• [GIVEN EXERCISE]
In the listing below, locate the lines that hold the string "fuerit". Copy those lines.

• [RECORDED DATA]
>>>
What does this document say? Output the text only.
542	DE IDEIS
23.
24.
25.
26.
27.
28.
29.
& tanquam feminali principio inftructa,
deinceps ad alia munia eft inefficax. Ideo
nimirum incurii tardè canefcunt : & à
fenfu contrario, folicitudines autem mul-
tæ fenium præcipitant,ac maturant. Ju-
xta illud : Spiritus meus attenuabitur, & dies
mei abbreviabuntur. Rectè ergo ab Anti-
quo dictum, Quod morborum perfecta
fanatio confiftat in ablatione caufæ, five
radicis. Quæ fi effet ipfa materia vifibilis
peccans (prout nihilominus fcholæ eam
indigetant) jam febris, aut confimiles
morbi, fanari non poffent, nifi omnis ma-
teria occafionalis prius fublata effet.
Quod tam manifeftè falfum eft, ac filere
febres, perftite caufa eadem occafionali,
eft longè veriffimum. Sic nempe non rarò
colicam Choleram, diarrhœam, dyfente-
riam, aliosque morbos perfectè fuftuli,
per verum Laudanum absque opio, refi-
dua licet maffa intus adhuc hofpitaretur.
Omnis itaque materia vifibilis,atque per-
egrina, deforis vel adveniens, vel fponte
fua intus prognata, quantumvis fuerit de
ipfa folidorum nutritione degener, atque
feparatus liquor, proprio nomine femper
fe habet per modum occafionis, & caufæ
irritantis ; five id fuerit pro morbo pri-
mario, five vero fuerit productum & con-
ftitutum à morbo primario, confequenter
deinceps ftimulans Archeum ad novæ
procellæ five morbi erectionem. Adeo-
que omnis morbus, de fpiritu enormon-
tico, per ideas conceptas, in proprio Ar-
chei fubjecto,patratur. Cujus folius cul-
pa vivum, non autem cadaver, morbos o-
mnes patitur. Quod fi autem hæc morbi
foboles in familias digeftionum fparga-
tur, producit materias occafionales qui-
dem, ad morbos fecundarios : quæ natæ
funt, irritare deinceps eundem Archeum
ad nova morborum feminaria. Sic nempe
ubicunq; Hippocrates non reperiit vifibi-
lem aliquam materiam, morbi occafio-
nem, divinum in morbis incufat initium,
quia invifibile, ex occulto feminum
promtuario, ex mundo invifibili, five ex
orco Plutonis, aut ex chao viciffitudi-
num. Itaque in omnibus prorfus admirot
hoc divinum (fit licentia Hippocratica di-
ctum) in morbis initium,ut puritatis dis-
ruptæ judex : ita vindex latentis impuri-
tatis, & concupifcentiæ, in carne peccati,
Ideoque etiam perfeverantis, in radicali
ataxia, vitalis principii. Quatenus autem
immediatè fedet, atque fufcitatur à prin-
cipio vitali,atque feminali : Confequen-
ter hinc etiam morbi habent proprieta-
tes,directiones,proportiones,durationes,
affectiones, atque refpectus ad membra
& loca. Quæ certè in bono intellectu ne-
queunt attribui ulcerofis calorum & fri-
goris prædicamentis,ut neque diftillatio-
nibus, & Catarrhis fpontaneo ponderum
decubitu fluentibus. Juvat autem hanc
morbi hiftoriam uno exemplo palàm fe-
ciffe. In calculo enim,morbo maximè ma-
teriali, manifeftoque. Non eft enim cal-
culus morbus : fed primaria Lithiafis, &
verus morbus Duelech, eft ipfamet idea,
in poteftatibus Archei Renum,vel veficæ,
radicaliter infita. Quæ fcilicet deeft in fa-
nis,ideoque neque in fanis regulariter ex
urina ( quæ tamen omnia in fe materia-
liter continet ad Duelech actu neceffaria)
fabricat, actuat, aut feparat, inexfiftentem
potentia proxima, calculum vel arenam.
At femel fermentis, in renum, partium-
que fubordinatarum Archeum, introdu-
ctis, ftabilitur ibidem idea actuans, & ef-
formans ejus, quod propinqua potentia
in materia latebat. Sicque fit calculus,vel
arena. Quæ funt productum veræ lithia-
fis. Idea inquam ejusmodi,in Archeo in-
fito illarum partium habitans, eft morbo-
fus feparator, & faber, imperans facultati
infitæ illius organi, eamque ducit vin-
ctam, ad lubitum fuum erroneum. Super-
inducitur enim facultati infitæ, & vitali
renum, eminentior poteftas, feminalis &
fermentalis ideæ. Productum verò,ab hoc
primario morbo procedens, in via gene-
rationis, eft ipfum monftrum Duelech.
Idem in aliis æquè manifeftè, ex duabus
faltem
<<<
• [RESPONSE TO THE TASK]
fua intus prognata, quantumvis fuerit de
irritantis ; five id fuerit pro morbo pri-
mario, five vero fuerit productum & con-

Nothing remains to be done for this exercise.